[What you should do]
Write out the listing exactly as it is given.

[Records for the exercise]
========================================
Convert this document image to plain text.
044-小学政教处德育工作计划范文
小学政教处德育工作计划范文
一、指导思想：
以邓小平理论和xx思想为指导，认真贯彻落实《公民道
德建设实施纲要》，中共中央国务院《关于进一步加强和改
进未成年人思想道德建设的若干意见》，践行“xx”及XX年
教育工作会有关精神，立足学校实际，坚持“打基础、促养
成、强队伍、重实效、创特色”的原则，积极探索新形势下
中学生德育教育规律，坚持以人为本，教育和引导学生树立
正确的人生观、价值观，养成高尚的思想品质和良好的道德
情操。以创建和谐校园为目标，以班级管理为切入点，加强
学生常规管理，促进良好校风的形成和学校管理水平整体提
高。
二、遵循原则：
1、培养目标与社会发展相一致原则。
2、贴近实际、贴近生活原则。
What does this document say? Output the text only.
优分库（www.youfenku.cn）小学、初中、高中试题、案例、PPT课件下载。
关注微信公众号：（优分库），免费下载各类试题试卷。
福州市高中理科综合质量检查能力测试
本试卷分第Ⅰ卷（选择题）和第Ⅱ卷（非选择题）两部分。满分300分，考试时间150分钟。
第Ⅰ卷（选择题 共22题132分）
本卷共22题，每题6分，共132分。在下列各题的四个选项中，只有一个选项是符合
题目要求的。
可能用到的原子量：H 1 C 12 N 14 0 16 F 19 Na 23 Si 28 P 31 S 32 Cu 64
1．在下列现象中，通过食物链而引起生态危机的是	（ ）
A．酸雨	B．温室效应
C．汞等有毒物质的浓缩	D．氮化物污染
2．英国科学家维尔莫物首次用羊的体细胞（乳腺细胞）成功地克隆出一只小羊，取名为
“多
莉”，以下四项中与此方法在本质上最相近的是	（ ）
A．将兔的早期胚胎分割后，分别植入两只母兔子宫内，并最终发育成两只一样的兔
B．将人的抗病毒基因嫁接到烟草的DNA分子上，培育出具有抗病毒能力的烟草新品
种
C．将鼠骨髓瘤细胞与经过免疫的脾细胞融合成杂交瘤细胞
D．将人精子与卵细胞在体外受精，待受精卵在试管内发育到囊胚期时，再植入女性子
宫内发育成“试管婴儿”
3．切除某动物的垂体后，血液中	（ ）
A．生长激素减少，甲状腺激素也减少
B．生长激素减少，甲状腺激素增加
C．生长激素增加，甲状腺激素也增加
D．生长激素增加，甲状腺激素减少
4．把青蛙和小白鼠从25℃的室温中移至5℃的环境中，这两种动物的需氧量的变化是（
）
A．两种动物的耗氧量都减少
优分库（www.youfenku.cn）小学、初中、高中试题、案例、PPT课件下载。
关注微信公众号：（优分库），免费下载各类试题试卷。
========================================
[Result of this task]
Convert this document image to plain text.
044-小学政教处德育工作计划范文
小学政教处德育工作计划范文
一、指导思想：
以邓小平理论和xx思想为指导，认真贯彻落实《公民道
德建设实施纲要》，中共中央国务院《关于进一步加强和改
进未成年人思想道德建设的若干意见》，践行“xx”及XX年
教育工作会有关精神，立足学校实际，坚持“打基础、促养
成、强队伍、重实效、创特色”的原则，积极探索新形势下
中学生德育教育规律，坚持以人为本，教育和引导学生树立
正确的人生观、价值观，养成高尚的思想品质和良好的道德
情操。以创建和谐校园为目标，以班级管理为切入点，加强
学生常规管理，促进良好校风的形成和学校管理水平整体提
高。
二、遵循原则：
1、培养目标与社会发展相一致原则。
2、贴近实际、贴近生活原则。
What does this document say? Output the text only.
优分库（www.youfenku.cn）小学、初中、高中试题、案例、PPT课件下载。
关注微信公众号：（优分库），免费下载各类试题试卷。
福州市高中理科综合质量检查能力测试
本试卷分第Ⅰ卷（选择题）和第Ⅱ卷（非选择题）两部分。满分300分，考试时间150分钟。
第Ⅰ卷（选择题 共22题132分）
本卷共22题，每题6分，共132分。在下列各题的四个选项中，只有一个选项是符合
题目要求的。
可能用到的原子量：H 1 C 12 N 14 0 16 F 19 Na 23 Si 28 P 31 S 32 Cu 64
1．在下列现象中，通过食物链而引起生态危机的是	（ ）
A．酸雨	B．温室效应
C．汞等有毒物质的浓缩	D．氮化物污染
2．英国科学家维尔莫物首次用羊的体细胞（乳腺细胞）成功地克隆出一只小羊，取名为
“多
莉”，以下四项中与此方法在本质上最相近的是	（ ）
A．将兔的早期胚胎分割后，分别植入两只母兔子宫内，并最终发育成两只一样的兔
B．将人的抗病毒基因嫁接到烟草的DNA分子上，培育出具有抗病毒能力的烟草新品
种
C．将鼠骨髓瘤细胞与经过免疫的脾细胞融合成杂交瘤细胞
D．将人精子与卵细胞在体外受精，待受精卵在试管内发育到囊胚期时，再植入女性子
宫内发育成“试管婴儿”
3．切除某动物的垂体后，血液中	（ ）
A．生长激素减少，甲状腺激素也减少
B．生长激素减少，甲状腺激素增加
C．生长激素增加，甲状腺激素也增加
D．生长激素增加，甲状腺激素减少
4．把青蛙和小白鼠从25℃的室温中移至5℃的环境中，这两种动物的需氧量的变化是（
）
A．两种动物的耗氧量都减少
优分库（www.youfenku.cn）小学、初中、高中试题、案例、PPT课件下载。
关注微信公众号：（优分库），免费下载各类试题试卷。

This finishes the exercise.